● **Task**: Set out every line bearing the string "Según".

Stored records:
+++
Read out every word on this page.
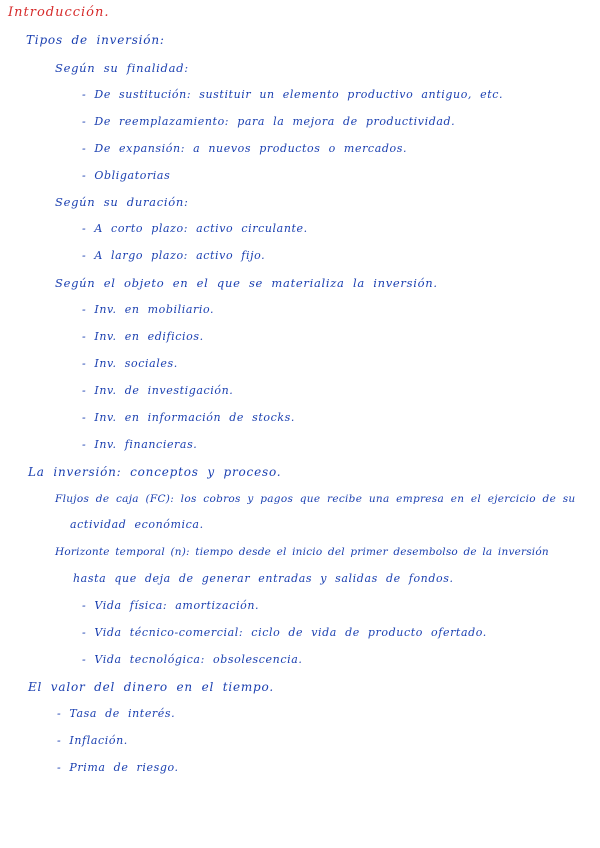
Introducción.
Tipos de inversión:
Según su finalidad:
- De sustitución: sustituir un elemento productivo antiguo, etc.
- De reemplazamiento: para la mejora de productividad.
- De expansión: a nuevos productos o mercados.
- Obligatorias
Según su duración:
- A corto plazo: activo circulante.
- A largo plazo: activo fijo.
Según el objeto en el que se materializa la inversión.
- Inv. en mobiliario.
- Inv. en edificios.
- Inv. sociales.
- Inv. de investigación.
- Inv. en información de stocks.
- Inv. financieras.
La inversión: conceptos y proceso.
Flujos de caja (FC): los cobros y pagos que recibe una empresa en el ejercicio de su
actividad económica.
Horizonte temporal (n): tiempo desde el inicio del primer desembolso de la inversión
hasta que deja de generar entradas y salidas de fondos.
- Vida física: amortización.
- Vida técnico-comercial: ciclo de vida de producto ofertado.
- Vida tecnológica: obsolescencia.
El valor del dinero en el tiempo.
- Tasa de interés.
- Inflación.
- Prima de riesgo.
+++
● **Complete answer**:
Según su finalidad:
Según su duración:
Según el objeto en el que se materializa la inversión.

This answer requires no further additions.